## The exercise
Collect every line of the material that contains the string "title". Letter case must match.

___

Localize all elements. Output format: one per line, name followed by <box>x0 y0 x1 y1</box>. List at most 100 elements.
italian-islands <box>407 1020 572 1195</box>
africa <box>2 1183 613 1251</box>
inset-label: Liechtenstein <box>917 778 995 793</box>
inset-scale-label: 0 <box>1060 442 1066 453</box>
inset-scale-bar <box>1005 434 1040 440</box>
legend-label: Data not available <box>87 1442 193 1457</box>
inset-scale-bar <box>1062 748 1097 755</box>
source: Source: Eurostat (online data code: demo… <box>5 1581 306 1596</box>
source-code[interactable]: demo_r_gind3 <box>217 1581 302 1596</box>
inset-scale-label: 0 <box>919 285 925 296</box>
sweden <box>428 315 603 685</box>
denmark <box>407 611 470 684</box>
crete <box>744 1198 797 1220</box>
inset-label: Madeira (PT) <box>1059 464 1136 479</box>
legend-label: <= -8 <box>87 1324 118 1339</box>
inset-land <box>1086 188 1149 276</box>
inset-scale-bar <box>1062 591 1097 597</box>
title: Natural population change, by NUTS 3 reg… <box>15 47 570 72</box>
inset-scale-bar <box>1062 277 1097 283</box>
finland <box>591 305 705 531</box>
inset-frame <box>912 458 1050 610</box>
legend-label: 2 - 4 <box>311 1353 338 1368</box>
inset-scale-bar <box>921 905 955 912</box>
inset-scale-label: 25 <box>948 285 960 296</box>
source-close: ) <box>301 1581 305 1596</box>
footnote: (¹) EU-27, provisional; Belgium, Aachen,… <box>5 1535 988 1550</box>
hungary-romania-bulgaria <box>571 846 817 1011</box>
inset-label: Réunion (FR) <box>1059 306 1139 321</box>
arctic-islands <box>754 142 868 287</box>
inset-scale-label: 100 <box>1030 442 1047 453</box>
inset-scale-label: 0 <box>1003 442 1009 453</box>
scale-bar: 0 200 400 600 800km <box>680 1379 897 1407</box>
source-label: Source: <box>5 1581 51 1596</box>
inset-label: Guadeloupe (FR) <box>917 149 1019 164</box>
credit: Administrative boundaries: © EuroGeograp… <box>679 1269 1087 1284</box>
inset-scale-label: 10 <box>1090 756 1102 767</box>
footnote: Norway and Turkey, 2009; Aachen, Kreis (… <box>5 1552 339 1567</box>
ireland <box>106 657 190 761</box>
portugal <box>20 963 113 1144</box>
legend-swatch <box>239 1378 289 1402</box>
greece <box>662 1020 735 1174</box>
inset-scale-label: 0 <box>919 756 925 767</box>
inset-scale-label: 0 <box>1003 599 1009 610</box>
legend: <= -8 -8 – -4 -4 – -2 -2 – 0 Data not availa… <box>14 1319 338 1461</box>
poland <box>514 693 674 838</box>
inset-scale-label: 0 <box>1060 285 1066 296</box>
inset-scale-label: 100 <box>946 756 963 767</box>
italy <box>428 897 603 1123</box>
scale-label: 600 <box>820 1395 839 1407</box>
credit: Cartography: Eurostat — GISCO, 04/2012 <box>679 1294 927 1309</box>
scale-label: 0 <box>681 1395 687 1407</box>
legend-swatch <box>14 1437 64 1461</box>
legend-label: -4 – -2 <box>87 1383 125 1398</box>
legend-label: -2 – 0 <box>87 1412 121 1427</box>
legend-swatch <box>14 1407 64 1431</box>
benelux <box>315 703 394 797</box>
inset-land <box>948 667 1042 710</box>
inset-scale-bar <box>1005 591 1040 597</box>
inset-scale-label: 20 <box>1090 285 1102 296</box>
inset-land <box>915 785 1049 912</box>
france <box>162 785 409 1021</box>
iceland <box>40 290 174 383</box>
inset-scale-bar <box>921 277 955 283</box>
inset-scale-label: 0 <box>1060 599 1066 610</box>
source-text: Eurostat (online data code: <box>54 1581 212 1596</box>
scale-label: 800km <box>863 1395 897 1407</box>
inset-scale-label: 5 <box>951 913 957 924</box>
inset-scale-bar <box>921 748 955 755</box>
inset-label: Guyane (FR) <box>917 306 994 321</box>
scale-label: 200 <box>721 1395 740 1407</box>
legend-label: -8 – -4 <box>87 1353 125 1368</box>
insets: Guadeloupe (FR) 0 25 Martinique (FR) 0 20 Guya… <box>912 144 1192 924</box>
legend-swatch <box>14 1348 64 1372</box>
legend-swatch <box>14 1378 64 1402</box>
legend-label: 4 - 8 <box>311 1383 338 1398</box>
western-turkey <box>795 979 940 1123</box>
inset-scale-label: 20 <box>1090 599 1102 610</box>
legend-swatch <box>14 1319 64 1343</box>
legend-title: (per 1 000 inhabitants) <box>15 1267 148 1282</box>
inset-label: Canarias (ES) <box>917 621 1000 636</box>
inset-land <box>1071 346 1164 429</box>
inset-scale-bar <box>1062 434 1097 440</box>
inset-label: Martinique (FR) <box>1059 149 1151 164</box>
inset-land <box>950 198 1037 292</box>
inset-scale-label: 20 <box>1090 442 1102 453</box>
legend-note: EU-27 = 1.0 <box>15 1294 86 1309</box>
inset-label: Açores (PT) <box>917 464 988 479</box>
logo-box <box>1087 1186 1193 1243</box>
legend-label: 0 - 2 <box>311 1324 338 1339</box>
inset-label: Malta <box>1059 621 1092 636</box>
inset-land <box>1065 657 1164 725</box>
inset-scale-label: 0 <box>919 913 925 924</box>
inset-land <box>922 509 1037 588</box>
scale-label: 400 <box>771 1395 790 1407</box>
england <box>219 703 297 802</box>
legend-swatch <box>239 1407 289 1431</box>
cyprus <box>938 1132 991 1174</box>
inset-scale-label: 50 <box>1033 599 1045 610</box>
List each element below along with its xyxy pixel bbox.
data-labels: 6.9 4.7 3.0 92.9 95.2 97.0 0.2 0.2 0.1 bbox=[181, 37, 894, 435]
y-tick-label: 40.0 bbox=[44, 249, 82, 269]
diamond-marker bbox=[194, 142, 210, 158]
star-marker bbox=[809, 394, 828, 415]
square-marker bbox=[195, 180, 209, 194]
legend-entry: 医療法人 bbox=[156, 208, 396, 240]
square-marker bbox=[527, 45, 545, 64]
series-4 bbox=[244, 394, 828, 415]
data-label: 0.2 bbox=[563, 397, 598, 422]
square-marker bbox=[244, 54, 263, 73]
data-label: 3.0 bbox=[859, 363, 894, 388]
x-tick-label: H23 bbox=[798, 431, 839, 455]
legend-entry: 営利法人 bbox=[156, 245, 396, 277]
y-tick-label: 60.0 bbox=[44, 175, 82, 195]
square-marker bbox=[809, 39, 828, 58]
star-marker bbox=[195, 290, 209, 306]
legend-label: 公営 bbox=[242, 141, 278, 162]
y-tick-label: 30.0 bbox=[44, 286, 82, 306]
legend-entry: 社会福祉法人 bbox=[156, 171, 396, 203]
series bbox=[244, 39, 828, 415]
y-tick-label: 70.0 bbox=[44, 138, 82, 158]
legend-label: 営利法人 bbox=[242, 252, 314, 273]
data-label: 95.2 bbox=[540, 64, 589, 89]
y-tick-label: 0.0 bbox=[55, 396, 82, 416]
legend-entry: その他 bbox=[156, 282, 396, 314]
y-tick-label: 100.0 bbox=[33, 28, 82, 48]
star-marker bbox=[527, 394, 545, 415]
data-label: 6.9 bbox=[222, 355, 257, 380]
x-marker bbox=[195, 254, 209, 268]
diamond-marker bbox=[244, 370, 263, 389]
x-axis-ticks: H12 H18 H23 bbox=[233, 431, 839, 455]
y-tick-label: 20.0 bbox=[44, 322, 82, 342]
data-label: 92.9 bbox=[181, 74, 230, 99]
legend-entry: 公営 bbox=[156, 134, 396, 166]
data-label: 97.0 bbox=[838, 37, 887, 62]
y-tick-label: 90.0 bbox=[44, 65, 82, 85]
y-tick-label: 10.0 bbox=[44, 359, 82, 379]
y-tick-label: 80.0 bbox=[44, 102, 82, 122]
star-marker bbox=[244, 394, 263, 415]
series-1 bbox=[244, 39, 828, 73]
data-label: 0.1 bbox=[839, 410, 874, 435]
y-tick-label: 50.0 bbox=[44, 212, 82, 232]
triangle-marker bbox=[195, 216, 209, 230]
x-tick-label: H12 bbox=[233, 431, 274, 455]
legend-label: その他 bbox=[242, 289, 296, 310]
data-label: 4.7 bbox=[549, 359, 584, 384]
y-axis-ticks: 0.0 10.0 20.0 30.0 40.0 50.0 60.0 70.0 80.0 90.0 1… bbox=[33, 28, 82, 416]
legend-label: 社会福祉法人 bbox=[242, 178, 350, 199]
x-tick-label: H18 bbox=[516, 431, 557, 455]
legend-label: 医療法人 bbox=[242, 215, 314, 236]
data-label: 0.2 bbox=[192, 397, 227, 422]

___

## Exercise answer
title: Natural population change, by NUTS 3 reg… <box>15 47 570 72</box>
legend-title: (per 1 000 inhabitants) <box>15 1267 148 1282</box>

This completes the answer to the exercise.